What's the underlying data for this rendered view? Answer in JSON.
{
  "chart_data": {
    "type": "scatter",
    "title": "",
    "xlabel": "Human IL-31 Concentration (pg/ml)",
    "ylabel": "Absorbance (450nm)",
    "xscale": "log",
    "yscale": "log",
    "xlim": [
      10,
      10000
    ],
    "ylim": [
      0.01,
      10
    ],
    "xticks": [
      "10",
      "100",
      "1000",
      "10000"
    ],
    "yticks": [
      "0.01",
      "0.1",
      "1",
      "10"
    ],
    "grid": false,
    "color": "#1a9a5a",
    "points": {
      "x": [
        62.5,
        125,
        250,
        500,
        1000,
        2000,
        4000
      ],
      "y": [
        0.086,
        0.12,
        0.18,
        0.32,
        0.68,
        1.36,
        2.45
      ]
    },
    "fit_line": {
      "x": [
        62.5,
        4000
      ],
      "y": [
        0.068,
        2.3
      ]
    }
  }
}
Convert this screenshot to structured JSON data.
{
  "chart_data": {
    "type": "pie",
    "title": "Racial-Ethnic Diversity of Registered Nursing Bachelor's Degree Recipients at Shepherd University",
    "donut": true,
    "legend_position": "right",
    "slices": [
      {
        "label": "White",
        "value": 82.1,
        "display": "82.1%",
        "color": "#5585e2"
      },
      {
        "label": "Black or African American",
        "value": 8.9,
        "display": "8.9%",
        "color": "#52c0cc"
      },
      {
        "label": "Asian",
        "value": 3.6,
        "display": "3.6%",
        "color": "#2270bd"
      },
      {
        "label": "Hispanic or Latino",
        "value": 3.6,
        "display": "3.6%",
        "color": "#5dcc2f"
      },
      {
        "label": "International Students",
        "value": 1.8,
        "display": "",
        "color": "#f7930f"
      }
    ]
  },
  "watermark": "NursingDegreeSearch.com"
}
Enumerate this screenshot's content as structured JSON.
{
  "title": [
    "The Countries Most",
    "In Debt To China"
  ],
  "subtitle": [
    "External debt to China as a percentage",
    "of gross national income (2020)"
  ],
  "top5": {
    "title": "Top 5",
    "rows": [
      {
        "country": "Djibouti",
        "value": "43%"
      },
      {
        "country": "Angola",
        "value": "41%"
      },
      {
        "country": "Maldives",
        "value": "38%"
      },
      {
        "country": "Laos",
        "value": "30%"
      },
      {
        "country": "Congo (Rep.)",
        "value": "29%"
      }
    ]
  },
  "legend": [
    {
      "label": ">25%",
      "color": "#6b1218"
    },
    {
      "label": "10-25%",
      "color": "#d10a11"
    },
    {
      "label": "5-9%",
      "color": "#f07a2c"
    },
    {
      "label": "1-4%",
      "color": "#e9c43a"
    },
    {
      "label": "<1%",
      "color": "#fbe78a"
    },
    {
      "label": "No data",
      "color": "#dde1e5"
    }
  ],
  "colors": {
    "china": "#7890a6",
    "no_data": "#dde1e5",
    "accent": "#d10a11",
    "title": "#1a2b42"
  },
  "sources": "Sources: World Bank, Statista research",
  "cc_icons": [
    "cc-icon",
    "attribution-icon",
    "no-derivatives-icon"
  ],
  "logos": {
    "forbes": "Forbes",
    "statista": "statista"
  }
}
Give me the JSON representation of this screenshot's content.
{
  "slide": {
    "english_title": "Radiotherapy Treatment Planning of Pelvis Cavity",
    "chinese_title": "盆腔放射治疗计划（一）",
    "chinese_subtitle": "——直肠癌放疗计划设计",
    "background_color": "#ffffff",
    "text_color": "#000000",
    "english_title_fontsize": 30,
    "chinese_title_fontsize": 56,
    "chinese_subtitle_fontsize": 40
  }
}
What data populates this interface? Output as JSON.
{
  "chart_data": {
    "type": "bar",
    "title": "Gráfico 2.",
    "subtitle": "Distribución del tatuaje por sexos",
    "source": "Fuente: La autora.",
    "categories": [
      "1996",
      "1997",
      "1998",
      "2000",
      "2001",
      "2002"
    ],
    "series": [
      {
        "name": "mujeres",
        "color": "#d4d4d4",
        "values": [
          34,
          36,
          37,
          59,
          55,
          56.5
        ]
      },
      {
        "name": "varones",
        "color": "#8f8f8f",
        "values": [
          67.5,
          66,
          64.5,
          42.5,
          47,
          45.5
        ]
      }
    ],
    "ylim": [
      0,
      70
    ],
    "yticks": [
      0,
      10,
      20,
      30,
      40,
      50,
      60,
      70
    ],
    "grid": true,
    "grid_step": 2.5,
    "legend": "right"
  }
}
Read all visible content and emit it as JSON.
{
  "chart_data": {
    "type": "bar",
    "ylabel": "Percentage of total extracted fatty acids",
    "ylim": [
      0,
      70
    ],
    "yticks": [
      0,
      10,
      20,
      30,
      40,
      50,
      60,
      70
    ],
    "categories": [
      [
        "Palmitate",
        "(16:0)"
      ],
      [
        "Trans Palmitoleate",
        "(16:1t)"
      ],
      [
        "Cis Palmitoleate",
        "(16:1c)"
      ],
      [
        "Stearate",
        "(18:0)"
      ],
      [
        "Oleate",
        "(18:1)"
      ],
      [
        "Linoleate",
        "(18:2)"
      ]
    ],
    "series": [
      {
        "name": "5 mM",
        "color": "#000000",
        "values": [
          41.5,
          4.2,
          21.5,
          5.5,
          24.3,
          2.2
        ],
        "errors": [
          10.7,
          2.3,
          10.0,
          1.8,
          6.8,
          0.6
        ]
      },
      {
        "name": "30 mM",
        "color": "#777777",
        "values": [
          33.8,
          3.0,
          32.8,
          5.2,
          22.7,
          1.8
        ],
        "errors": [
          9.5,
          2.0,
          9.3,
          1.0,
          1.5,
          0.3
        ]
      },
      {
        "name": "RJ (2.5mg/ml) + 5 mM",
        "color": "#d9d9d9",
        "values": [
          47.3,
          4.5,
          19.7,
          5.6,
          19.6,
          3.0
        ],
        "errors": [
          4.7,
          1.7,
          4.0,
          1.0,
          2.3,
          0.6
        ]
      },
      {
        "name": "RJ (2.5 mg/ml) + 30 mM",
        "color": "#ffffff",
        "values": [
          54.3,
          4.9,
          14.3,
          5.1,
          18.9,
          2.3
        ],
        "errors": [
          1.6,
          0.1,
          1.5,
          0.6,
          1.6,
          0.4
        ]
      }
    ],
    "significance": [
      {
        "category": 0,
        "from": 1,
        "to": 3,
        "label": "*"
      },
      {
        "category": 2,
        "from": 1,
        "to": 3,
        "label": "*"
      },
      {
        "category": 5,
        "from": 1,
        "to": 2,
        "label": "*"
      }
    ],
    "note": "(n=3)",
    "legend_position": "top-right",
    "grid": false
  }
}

= = = =

### What you are asked to do
From the entries above, extract each line containing "display".

### Written response
        "display": "82.1%",
        "display": "8.9%",
        "display": "3.6%",
        "display": "3.6%",
        "display": "",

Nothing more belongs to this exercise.